(Stored data)
==============================

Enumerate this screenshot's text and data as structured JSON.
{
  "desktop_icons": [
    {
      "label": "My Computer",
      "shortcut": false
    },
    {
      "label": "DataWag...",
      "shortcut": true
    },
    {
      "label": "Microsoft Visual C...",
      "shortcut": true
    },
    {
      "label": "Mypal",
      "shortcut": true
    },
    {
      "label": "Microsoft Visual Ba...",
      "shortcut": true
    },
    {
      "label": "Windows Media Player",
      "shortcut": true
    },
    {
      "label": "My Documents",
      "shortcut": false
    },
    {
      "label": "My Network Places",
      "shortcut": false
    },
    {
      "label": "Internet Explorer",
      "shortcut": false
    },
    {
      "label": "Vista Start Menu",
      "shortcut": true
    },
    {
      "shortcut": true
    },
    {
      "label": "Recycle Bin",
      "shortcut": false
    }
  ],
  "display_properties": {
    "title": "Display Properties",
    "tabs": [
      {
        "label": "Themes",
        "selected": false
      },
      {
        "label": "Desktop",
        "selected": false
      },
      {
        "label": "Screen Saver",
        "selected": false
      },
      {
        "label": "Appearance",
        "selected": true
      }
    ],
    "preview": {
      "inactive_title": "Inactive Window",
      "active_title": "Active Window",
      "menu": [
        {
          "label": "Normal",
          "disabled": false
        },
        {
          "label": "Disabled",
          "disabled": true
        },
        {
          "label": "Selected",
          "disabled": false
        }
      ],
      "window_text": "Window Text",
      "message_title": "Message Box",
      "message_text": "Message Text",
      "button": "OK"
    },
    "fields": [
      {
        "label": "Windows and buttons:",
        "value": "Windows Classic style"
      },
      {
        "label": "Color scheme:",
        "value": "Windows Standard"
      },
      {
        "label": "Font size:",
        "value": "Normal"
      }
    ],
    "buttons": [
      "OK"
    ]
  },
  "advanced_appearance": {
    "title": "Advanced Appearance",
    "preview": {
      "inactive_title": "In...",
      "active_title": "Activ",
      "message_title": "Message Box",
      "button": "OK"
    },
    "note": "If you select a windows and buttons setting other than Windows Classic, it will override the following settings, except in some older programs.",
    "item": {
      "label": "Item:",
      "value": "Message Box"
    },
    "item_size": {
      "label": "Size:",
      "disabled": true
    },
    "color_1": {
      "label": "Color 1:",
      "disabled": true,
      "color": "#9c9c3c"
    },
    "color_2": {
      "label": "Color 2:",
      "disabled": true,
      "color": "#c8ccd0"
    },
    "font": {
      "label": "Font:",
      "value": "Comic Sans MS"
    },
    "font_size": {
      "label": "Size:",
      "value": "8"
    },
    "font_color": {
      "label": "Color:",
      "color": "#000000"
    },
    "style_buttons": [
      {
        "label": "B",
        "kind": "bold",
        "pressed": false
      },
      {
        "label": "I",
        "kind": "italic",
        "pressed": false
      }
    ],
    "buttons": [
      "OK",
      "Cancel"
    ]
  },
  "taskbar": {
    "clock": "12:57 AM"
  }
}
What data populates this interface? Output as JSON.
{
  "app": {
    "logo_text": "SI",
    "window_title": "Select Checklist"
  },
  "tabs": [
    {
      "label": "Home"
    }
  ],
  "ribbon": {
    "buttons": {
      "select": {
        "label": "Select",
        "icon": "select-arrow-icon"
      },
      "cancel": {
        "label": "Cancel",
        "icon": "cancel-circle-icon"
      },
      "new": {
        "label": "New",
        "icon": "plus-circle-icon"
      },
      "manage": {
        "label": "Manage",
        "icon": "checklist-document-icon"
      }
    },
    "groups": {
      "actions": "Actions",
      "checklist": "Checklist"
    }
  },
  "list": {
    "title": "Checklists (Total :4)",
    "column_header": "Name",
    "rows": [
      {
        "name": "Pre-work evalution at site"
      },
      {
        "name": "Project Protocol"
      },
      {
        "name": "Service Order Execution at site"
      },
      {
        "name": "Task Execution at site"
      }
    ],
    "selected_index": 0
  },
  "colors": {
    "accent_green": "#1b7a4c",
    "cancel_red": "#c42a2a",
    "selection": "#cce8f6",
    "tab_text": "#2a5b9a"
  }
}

==============================

SHORT EXERCISE: Using the records above, please retype only the run of lines from the line holding "What data populates" through the last line, both ends included.

FULL RESPONSE:
What data populates this interface? Output as JSON.
{
  "app": {
    "logo_text": "SI",
    "window_title": "Select Checklist"
  },
  "tabs": [
    {
      "label": "Home"
    }
  ],
  "ribbon": {
    "buttons": {
      "select": {
        "label": "Select",
        "icon": "select-arrow-icon"
      },
      "cancel": {
        "label": "Cancel",
        "icon": "cancel-circle-icon"
      },
      "new": {
        "label": "New",
        "icon": "plus-circle-icon"
      },
      "manage": {
        "label": "Manage",
        "icon": "checklist-document-icon"
      }
    },
    "groups": {
      "actions": "Actions",
      "checklist": "Checklist"
    }
  },
  "list": {
    "title": "Checklists (Total :4)",
    "column_header": "Name",
    "rows": [
      {
        "name": "Pre-work evalution at site"
      },
      {
        "name": "Project Protocol"
      },
      {
        "name": "Service Order Execution at site"
      },
      {
        "name": "Task Execution at site"
      }
    ],
    "selected_index": 0
  },
  "colors": {
    "accent_green": "#1b7a4c",
    "cancel_red": "#c42a2a",
    "selection": "#cce8f6",
    "tab_text": "#2a5b9a"
  }
}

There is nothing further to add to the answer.